** Start of Supplied information **
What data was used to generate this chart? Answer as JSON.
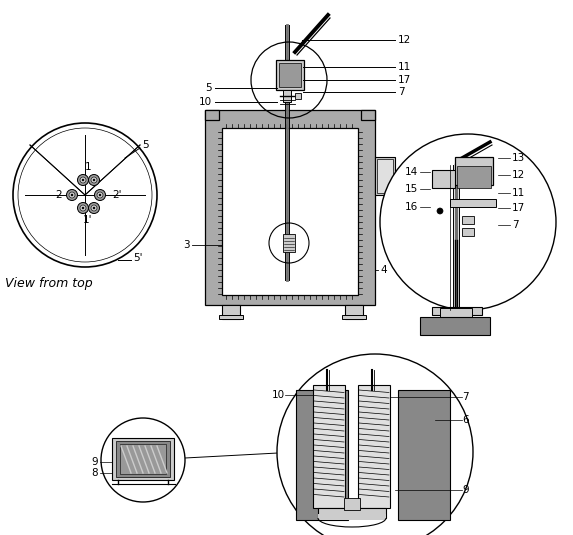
{
  "bg_color": "#ffffff",
  "gray_body": "#aaaaaa",
  "gray_dark": "#707070",
  "gray_light": "#cccccc",
  "gray_lighter": "#e0e0e0",
  "gray_mid": "#999999",
  "gray_inner_block": "#888888",
  "black": "#000000",
  "white": "#ffffff",
  "label_fontsize": 7.5,
  "text_fontsize": 9,
  "tick_color": "#444444"
}
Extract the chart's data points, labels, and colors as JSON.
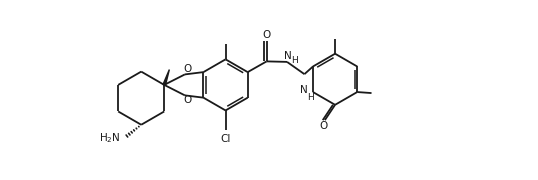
{
  "bg_color": "#ffffff",
  "line_color": "#1a1a1a",
  "lw": 1.3,
  "figsize": [
    5.38,
    1.8
  ],
  "dpi": 100,
  "xlim": [
    0,
    10.5
  ],
  "ylim": [
    0.2,
    3.6
  ]
}
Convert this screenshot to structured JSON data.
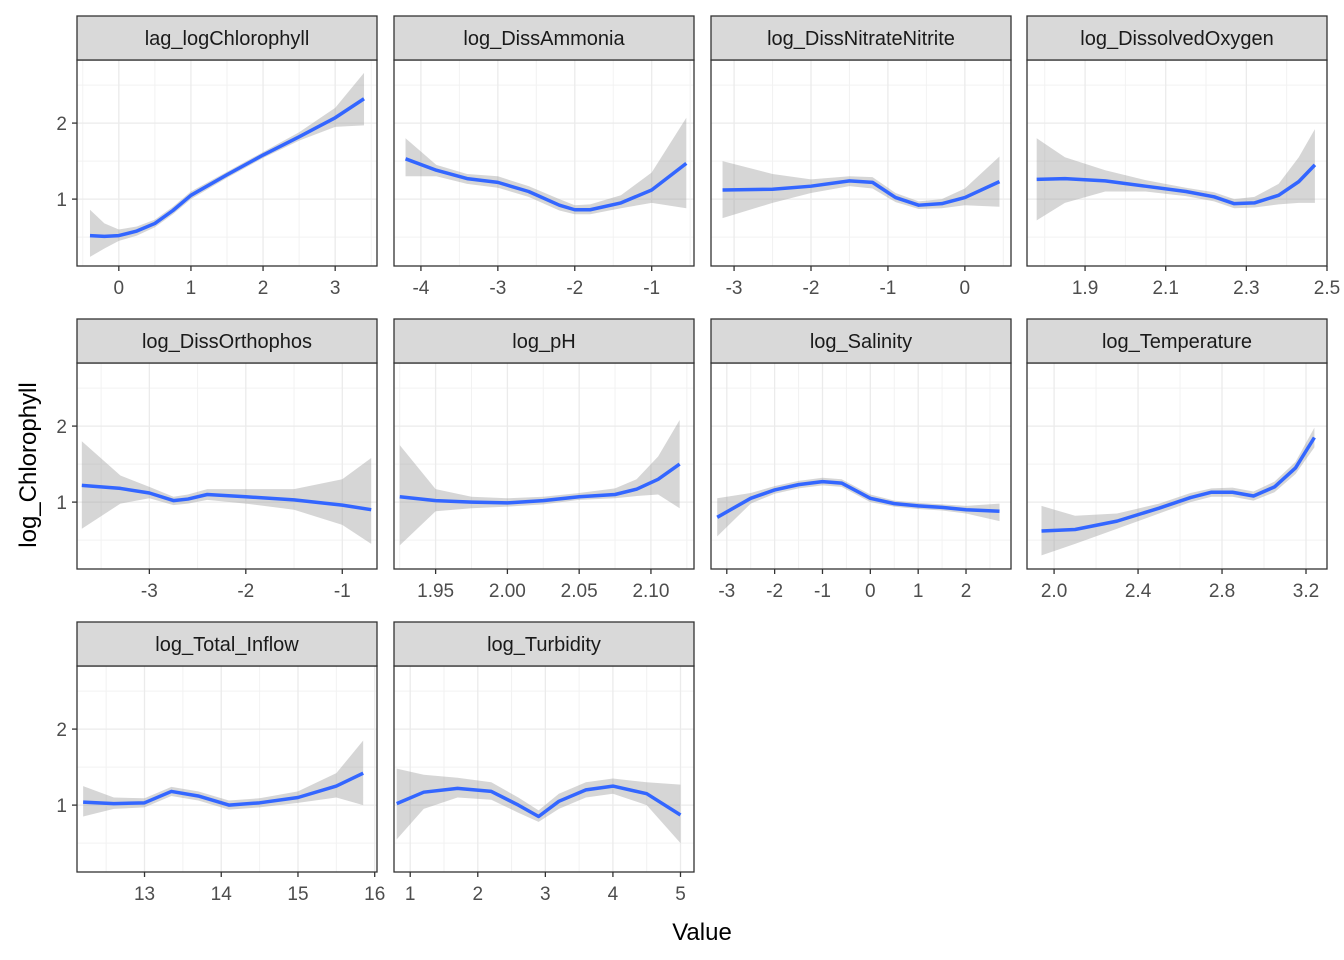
** End of Supplied information **
■ Exercise instructions:
What you return should match the records above word for word, minus the pictures.

■ Task response:
What data was used to generate this chart? Answer as JSON.
{
  "bg_color": "#ffffff",
  "gray_body": "#aaaaaa",
  "gray_dark": "#707070",
  "gray_light": "#cccccc",
  "gray_lighter": "#e0e0e0",
  "gray_mid": "#999999",
  "gray_inner_block": "#888888",
  "black": "#000000",
  "white": "#ffffff",
  "label_fontsize": 7.5,
  "text_fontsize": 9,
  "tick_color": "#444444"
}
Extract the chart's data points, labels, and colors as JSON.
{
  "bg_color": "#ffffff",
  "line_color": "#1a1a1a",
  "lw": 1.3,
  "figsize": [
    5.38,
    1.8
  ],
  "dpi": 100,
  "xlim": [
    0,
    10.5
  ],
  "ylim": [
    0.2,
    3.6
  ]
}
Convert this screenshot to structured JSON data.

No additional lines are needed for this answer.